Copy the typographic conventions text word for word, from beginning to end.

Passage given:

--

Typographic Conventions

Typographic Conventions

Murray Maloney

Our typographic conventions are a bit less traditional than the overall composition of the book. Our goal is to make the reading experience easier for you by subtly emphasizing more important material, while de-emphasizing content that is less central, yet still relevant. For example, we emphasize the definition of terms and discussion of organizing principles while we de-emphasize editorial asides and parenthetical references.

These formatting choices are intended to facilitate cognitive uptake. Where colored text is used, we chose dark colors to maintain contrast, while still offering subtle visual cues.


Definition of term. A sentence or paragraph in which a term is formally defined. The subtle underline color is Silver, a CSS built-in. Hover effect is to black underline the definition and embolden the term.

Editorial content: In which the authors and editors discuss the book as a book, cross-references and way-finding, and the editorial process; or, ruminations upon matters quite apart from the topic of the book itself; material that won’t be on the quiz; such as, for example, this sentence, or this entire section for that matter. Hover effect restores text opacity.

Organizing principle. Alphabetic ordering is an organizing principle. The text color is #004400, a dark green. Hover effect is bold text.

Parenthetical content: Typically used for asides, such as references to related material. (For a broader discussion of this topic, see: Activities in Organizing Systems.) Hover effect restores text opacity.

Statement. A topic sentence, or a richly semantic sentence or paragraph. Often, these are pithy sentences that might otherwise be overlooked, or hard to re-discover. The text color is Indigo, a CSS built-in. Hover effect is bold text.

--

Data rows:
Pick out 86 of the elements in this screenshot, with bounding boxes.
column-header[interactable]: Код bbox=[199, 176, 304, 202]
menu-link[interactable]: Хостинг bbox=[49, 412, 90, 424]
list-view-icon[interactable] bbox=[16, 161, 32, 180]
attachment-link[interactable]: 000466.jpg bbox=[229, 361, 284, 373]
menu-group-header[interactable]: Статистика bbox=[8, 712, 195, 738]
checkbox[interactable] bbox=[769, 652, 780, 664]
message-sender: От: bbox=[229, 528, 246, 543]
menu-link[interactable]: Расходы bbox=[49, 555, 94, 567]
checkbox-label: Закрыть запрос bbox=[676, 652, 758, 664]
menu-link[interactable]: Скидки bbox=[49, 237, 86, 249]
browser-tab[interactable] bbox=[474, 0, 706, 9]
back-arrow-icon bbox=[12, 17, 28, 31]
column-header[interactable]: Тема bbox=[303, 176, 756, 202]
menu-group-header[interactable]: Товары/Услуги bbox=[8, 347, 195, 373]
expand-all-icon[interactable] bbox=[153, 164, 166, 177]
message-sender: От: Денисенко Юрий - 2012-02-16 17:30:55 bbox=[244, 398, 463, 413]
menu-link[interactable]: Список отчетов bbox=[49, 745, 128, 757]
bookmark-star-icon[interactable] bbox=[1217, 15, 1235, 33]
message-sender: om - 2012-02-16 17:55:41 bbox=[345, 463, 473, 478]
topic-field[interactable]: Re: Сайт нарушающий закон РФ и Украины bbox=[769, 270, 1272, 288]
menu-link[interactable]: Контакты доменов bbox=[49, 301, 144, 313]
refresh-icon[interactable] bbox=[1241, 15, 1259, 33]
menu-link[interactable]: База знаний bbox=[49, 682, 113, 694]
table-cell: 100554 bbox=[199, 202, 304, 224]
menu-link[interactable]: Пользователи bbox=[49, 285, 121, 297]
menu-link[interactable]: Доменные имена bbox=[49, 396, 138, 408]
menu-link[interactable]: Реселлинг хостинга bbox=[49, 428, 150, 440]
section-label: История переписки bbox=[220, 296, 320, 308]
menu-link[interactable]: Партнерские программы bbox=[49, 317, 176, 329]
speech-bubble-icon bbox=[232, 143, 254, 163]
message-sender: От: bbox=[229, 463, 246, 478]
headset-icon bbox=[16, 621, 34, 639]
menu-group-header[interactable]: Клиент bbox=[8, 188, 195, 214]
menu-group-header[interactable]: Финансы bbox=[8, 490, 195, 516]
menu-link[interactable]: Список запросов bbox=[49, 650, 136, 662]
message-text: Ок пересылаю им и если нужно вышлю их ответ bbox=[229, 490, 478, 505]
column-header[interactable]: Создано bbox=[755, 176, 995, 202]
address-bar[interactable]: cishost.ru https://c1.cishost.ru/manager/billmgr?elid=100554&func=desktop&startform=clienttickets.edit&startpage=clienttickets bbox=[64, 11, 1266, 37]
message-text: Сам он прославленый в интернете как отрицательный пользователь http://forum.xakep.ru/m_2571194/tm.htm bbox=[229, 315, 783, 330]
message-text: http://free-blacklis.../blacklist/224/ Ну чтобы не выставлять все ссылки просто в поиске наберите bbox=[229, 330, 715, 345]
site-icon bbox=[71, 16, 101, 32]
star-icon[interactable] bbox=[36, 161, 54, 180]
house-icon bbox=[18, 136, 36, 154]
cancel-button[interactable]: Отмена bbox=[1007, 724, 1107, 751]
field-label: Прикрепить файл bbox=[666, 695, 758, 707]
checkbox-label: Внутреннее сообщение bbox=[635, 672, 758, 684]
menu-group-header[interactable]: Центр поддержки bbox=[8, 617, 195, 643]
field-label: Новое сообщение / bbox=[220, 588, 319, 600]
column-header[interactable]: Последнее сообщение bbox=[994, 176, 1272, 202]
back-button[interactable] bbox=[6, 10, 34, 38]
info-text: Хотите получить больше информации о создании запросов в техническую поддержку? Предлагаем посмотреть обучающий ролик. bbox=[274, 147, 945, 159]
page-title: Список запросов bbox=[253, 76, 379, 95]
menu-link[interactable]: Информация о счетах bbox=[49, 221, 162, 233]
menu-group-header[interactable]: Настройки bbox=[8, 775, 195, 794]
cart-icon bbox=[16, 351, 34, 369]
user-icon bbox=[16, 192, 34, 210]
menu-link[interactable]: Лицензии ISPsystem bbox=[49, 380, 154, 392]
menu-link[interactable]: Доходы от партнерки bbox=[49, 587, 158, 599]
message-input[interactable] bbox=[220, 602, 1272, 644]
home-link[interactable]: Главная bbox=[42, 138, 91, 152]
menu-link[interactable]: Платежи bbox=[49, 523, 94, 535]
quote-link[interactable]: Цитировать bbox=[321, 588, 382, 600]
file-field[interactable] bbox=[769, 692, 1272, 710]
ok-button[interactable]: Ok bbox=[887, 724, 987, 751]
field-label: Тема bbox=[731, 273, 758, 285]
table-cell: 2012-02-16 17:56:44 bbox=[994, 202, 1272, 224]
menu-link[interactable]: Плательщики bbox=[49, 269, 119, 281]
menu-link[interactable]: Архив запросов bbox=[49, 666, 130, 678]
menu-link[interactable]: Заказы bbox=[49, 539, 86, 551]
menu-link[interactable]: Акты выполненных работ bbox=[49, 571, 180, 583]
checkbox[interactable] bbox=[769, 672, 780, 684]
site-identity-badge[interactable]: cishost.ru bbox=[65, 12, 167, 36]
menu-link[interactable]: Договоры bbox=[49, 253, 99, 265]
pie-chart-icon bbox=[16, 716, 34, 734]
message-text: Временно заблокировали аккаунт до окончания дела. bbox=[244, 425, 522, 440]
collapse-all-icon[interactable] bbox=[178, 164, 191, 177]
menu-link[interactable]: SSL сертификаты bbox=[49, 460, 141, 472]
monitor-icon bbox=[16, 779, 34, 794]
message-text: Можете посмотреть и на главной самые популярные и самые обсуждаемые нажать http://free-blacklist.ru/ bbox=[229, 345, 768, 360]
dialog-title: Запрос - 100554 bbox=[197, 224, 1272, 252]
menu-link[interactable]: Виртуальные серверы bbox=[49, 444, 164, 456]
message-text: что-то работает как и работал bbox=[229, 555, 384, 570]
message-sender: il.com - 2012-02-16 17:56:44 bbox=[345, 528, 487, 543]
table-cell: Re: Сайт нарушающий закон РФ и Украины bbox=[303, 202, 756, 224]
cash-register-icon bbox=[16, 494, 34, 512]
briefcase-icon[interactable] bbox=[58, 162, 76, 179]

--

Task response:
Typographic Conventions

Typographic Conventions

Murray Maloney

Our typographic conventions are a bit less traditional than the overall composition of the book. Our goal is to make the reading experience easier for you by subtly emphasizing more important material, while de-emphasizing content that is less central, yet still relevant. For example, we emphasize the definition of terms and discussion of organizing principles while we de-emphasize editorial asides and parenthetical references.

These formatting choices are intended to facilitate cognitive uptake. Where colored text is used, we chose dark colors to maintain contrast, while still offering subtle visual cues.


Definition of term. A sentence or paragraph in which a term is formally defined. The subtle underline color is Silver, a CSS built-in. Hover effect is to black underline the definition and embolden the term.

Editorial content: In which the authors and editors discuss the book as a book, cross-references and way-finding, and the editorial process; or, ruminations upon matters quite apart from the topic of the book itself; material that won’t be on the quiz; such as, for example, this sentence, or this entire section for that matter. Hover effect restores text opacity.

Organizing principle. Alphabetic ordering is an organizing principle. The text color is #004400, a dark green. Hover effect is bold text.

Parenthetical content: Typically used for asides, such as references to related material. (For a broader discussion of this topic, see: Activities in Organizing Systems.) Hover effect restores text opacity.

Statement. A topic sentence, or a richly semantic sentence or paragraph. Often, these are pithy sentences that might otherwise be overlooked, or hard to re-discover. The text color is Indigo, a CSS built-in. Hover effect is bold text.